→ **Set task**:
Copy the data precisely, keeping every character.

** BEGIN Input **

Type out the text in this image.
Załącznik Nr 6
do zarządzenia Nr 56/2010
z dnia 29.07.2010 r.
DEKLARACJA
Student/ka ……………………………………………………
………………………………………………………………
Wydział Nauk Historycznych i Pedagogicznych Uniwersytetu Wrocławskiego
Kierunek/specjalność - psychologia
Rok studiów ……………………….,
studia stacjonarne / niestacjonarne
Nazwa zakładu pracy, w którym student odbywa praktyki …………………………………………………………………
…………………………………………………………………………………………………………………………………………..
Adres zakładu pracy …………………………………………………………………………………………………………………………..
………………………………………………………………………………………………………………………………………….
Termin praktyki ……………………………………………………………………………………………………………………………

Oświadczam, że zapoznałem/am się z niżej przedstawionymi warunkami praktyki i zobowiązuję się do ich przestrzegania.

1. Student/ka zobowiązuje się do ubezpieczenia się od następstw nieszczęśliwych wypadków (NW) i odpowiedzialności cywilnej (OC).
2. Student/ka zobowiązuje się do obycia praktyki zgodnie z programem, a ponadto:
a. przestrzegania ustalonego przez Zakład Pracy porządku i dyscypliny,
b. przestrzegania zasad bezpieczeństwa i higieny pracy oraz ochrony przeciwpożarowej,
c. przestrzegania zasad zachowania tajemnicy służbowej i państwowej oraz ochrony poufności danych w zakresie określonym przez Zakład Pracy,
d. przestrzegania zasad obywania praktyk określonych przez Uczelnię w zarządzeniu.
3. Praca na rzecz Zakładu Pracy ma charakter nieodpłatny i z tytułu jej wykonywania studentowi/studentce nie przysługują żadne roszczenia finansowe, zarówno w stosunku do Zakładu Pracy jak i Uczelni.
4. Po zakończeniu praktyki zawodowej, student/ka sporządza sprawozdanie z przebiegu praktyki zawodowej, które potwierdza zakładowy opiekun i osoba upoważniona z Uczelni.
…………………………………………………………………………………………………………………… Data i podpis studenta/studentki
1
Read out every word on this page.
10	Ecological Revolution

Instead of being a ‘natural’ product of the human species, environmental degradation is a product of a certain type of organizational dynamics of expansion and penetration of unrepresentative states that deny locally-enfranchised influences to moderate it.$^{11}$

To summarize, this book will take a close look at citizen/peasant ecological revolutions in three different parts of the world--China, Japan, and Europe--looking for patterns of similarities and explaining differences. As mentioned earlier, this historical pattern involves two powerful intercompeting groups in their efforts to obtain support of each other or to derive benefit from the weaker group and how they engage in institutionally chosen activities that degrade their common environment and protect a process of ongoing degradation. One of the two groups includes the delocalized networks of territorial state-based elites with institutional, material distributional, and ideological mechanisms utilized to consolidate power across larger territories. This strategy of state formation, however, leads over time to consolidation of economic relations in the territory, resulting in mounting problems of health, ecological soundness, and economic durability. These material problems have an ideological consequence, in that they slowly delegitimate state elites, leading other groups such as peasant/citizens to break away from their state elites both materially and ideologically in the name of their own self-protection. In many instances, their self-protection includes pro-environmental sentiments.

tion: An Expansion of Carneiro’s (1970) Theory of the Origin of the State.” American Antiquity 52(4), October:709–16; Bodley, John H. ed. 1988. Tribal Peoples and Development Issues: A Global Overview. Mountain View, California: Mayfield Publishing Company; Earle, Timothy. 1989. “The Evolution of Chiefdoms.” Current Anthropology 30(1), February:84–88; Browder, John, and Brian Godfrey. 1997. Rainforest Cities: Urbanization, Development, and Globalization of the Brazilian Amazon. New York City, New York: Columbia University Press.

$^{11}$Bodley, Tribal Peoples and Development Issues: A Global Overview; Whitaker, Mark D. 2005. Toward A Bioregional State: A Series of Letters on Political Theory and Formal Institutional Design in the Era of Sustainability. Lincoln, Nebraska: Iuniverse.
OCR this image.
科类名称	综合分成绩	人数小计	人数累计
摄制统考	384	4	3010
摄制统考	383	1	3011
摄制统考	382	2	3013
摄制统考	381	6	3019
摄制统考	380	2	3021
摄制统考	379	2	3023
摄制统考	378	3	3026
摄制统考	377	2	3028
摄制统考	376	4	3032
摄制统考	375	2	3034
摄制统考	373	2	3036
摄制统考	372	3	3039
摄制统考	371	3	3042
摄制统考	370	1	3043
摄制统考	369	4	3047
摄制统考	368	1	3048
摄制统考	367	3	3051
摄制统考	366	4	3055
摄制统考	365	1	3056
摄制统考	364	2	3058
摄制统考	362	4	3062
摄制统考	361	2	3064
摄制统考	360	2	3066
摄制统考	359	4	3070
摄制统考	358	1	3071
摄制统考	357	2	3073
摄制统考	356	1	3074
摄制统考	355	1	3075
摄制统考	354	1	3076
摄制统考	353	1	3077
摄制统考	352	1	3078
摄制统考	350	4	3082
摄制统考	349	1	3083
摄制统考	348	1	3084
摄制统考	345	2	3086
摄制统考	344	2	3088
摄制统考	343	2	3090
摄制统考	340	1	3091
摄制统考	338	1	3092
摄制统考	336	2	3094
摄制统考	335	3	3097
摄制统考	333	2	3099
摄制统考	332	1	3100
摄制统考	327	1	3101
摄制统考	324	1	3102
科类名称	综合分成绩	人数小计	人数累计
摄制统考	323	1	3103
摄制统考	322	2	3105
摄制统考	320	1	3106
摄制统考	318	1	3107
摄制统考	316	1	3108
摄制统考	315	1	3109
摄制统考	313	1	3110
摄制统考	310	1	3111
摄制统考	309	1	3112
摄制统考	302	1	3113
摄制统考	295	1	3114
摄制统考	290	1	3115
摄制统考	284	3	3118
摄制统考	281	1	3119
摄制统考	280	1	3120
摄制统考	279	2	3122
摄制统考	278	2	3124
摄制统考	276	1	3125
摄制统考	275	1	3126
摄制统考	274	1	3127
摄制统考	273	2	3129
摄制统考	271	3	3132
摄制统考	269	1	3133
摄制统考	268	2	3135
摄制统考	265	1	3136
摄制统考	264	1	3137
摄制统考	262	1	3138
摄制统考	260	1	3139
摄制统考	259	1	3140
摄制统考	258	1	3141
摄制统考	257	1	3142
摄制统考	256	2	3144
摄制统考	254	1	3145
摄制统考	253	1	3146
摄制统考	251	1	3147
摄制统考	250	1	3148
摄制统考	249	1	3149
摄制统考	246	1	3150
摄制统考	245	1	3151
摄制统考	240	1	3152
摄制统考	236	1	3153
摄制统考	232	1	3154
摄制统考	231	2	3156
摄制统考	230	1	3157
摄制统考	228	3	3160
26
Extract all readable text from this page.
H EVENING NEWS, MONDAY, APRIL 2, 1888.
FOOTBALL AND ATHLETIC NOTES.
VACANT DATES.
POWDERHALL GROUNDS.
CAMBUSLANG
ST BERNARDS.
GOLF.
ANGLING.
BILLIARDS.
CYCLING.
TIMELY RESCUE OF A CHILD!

** END Input **

→ **Final result**:
Type out the text in this image.
Załącznik Nr 6
do zarządzenia Nr 56/2010
z dnia 29.07.2010 r.
DEKLARACJA
Student/ka ……………………………………………………
………………………………………………………………
Wydział Nauk Historycznych i Pedagogicznych Uniwersytetu Wrocławskiego
Kierunek/specjalność - psychologia
Rok studiów ……………………….,
studia stacjonarne / niestacjonarne
Nazwa zakładu pracy, w którym student odbywa praktyki …………………………………………………………………
…………………………………………………………………………………………………………………………………………..
Adres zakładu pracy …………………………………………………………………………………………………………………………..
………………………………………………………………………………………………………………………………………….
Termin praktyki ……………………………………………………………………………………………………………………………

Oświadczam, że zapoznałem/am się z niżej przedstawionymi warunkami praktyki i zobowiązuję się do ich przestrzegania.

1. Student/ka zobowiązuje się do ubezpieczenia się od następstw nieszczęśliwych wypadków (NW) i odpowiedzialności cywilnej (OC).
2. Student/ka zobowiązuje się do obycia praktyki zgodnie z programem, a ponadto:
a. przestrzegania ustalonego przez Zakład Pracy porządku i dyscypliny,
b. przestrzegania zasad bezpieczeństwa i higieny pracy oraz ochrony przeciwpożarowej,
c. przestrzegania zasad zachowania tajemnicy służbowej i państwowej oraz ochrony poufności danych w zakresie określonym przez Zakład Pracy,
d. przestrzegania zasad obywania praktyk określonych przez Uczelnię w zarządzeniu.
3. Praca na rzecz Zakładu Pracy ma charakter nieodpłatny i z tytułu jej wykonywania studentowi/studentce nie przysługują żadne roszczenia finansowe, zarówno w stosunku do Zakładu Pracy jak i Uczelni.
4. Po zakończeniu praktyki zawodowej, student/ka sporządza sprawozdanie z przebiegu praktyki zawodowej, które potwierdza zakładowy opiekun i osoba upoważniona z Uczelni.
…………………………………………………………………………………………………………………… Data i podpis studenta/studentki
1
Read out every word on this page.
10	Ecological Revolution

Instead of being a ‘natural’ product of the human species, environmental degradation is a product of a certain type of organizational dynamics of expansion and penetration of unrepresentative states that deny locally-enfranchised influences to moderate it.$^{11}$

To summarize, this book will take a close look at citizen/peasant ecological revolutions in three different parts of the world--China, Japan, and Europe--looking for patterns of similarities and explaining differences. As mentioned earlier, this historical pattern involves two powerful intercompeting groups in their efforts to obtain support of each other or to derive benefit from the weaker group and how they engage in institutionally chosen activities that degrade their common environment and protect a process of ongoing degradation. One of the two groups includes the delocalized networks of territorial state-based elites with institutional, material distributional, and ideological mechanisms utilized to consolidate power across larger territories. This strategy of state formation, however, leads over time to consolidation of economic relations in the territory, resulting in mounting problems of health, ecological soundness, and economic durability. These material problems have an ideological consequence, in that they slowly delegitimate state elites, leading other groups such as peasant/citizens to break away from their state elites both materially and ideologically in the name of their own self-protection. In many instances, their self-protection includes pro-environmental sentiments.

tion: An Expansion of Carneiro’s (1970) Theory of the Origin of the State.” American Antiquity 52(4), October:709–16; Bodley, John H. ed. 1988. Tribal Peoples and Development Issues: A Global Overview. Mountain View, California: Mayfield Publishing Company; Earle, Timothy. 1989. “The Evolution of Chiefdoms.” Current Anthropology 30(1), February:84–88; Browder, John, and Brian Godfrey. 1997. Rainforest Cities: Urbanization, Development, and Globalization of the Brazilian Amazon. New York City, New York: Columbia University Press.

$^{11}$Bodley, Tribal Peoples and Development Issues: A Global Overview; Whitaker, Mark D. 2005. Toward A Bioregional State: A Series of Letters on Political Theory and Formal Institutional Design in the Era of Sustainability. Lincoln, Nebraska: Iuniverse.
OCR this image.
科类名称	综合分成绩	人数小计	人数累计
摄制统考	384	4	3010
摄制统考	383	1	3011
摄制统考	382	2	3013
摄制统考	381	6	3019
摄制统考	380	2	3021
摄制统考	379	2	3023
摄制统考	378	3	3026
摄制统考	377	2	3028
摄制统考	376	4	3032
摄制统考	375	2	3034
摄制统考	373	2	3036
摄制统考	372	3	3039
摄制统考	371	3	3042
摄制统考	370	1	3043
摄制统考	369	4	3047
摄制统考	368	1	3048
摄制统考	367	3	3051
摄制统考	366	4	3055
摄制统考	365	1	3056
摄制统考	364	2	3058
摄制统考	362	4	3062
摄制统考	361	2	3064
摄制统考	360	2	3066
摄制统考	359	4	3070
摄制统考	358	1	3071
摄制统考	357	2	3073
摄制统考	356	1	3074
摄制统考	355	1	3075
摄制统考	354	1	3076
摄制统考	353	1	3077
摄制统考	352	1	3078
摄制统考	350	4	3082
摄制统考	349	1	3083
摄制统考	348	1	3084
摄制统考	345	2	3086
摄制统考	344	2	3088
摄制统考	343	2	3090
摄制统考	340	1	3091
摄制统考	338	1	3092
摄制统考	336	2	3094
摄制统考	335	3	3097
摄制统考	333	2	3099
摄制统考	332	1	3100
摄制统考	327	1	3101
摄制统考	324	1	3102
科类名称	综合分成绩	人数小计	人数累计
摄制统考	323	1	3103
摄制统考	322	2	3105
摄制统考	320	1	3106
摄制统考	318	1	3107
摄制统考	316	1	3108
摄制统考	315	1	3109
摄制统考	313	1	3110
摄制统考	310	1	3111
摄制统考	309	1	3112
摄制统考	302	1	3113
摄制统考	295	1	3114
摄制统考	290	1	3115
摄制统考	284	3	3118
摄制统考	281	1	3119
摄制统考	280	1	3120
摄制统考	279	2	3122
摄制统考	278	2	3124
摄制统考	276	1	3125
摄制统考	275	1	3126
摄制统考	274	1	3127
摄制统考	273	2	3129
摄制统考	271	3	3132
摄制统考	269	1	3133
摄制统考	268	2	3135
摄制统考	265	1	3136
摄制统考	264	1	3137
摄制统考	262	1	3138
摄制统考	260	1	3139
摄制统考	259	1	3140
摄制统考	258	1	3141
摄制统考	257	1	3142
摄制统考	256	2	3144
摄制统考	254	1	3145
摄制统考	253	1	3146
摄制统考	251	1	3147
摄制统考	250	1	3148
摄制统考	249	1	3149
摄制统考	246	1	3150
摄制统考	245	1	3151
摄制统考	240	1	3152
摄制统考	236	1	3153
摄制统考	232	1	3154
摄制统考	231	2	3156
摄制统考	230	1	3157
摄制统考	228	3	3160
26
Extract all readable text from this page.
H EVENING NEWS, MONDAY, APRIL 2, 1888.
FOOTBALL AND ATHLETIC NOTES.
VACANT DATES.
POWDERHALL GROUNDS.
CAMBUSLANG
ST BERNARDS.
GOLF.
ANGLING.
BILLIARDS.
CYCLING.
TIMELY RESCUE OF A CHILD!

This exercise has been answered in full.